Recorded data
>>

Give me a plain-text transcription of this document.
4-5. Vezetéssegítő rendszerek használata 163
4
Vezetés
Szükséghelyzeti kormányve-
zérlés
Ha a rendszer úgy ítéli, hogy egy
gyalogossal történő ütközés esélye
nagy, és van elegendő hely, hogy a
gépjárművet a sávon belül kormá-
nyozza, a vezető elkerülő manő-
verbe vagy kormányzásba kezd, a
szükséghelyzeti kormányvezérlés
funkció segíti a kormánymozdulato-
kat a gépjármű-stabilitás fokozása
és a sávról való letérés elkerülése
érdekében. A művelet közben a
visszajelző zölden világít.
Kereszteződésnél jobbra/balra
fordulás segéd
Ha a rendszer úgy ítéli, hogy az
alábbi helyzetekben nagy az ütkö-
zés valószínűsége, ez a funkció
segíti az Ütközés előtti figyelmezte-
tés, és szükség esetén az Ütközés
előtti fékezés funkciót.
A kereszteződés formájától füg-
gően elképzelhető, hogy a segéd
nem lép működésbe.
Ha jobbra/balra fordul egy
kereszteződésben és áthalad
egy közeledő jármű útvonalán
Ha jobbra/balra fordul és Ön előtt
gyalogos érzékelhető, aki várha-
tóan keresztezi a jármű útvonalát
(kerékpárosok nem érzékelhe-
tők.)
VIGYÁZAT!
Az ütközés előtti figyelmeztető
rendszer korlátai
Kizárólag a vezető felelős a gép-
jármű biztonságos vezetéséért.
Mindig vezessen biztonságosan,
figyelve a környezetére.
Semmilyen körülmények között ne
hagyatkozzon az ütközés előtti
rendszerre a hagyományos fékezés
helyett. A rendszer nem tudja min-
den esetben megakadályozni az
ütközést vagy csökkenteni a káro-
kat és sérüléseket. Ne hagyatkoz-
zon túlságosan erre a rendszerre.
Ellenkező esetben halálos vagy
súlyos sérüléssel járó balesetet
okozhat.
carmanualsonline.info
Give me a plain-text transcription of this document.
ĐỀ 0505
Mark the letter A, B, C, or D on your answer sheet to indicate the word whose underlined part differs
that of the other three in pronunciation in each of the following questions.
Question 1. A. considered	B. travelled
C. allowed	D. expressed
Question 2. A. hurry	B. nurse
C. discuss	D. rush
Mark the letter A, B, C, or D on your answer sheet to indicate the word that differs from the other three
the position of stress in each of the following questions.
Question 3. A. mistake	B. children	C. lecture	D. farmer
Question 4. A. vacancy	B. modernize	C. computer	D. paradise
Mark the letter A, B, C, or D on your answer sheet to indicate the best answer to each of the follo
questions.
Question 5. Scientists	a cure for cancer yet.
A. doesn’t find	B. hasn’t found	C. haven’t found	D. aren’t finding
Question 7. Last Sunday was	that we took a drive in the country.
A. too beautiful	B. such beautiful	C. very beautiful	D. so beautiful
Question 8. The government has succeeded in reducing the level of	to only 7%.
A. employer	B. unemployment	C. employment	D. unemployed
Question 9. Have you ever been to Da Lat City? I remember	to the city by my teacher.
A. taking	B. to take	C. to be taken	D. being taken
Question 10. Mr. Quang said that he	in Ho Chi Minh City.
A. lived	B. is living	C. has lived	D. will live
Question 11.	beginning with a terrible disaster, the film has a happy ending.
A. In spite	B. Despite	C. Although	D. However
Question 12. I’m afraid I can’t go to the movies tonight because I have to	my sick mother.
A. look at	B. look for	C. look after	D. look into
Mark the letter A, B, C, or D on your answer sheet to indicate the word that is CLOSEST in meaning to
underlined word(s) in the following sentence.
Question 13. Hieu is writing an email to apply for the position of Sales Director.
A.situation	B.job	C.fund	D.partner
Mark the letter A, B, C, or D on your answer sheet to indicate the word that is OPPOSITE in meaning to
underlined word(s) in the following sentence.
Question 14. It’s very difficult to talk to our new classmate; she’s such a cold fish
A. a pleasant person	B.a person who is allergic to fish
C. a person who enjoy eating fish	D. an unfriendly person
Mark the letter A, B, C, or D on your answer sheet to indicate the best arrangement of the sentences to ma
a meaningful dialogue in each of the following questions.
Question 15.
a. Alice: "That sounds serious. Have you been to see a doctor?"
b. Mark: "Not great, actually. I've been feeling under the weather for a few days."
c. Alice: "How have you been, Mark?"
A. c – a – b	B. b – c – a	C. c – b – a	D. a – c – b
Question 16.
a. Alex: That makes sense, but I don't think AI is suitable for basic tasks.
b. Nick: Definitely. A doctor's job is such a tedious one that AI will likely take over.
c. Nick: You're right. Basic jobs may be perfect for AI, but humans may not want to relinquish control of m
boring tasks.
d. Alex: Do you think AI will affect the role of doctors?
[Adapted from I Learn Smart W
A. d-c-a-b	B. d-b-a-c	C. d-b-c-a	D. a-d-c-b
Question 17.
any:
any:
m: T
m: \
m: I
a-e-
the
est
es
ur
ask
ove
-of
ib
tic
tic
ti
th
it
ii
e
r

<<

WHAT TO DO
Select every line of the material above holding the word "questions" and copy it.

RESPONSE TO THIS EXERCISE
that of the other three in pronunciation in each of the following questions.
the position of stress in each of the following questions.
questions.
a meaningful dialogue in each of the following questions.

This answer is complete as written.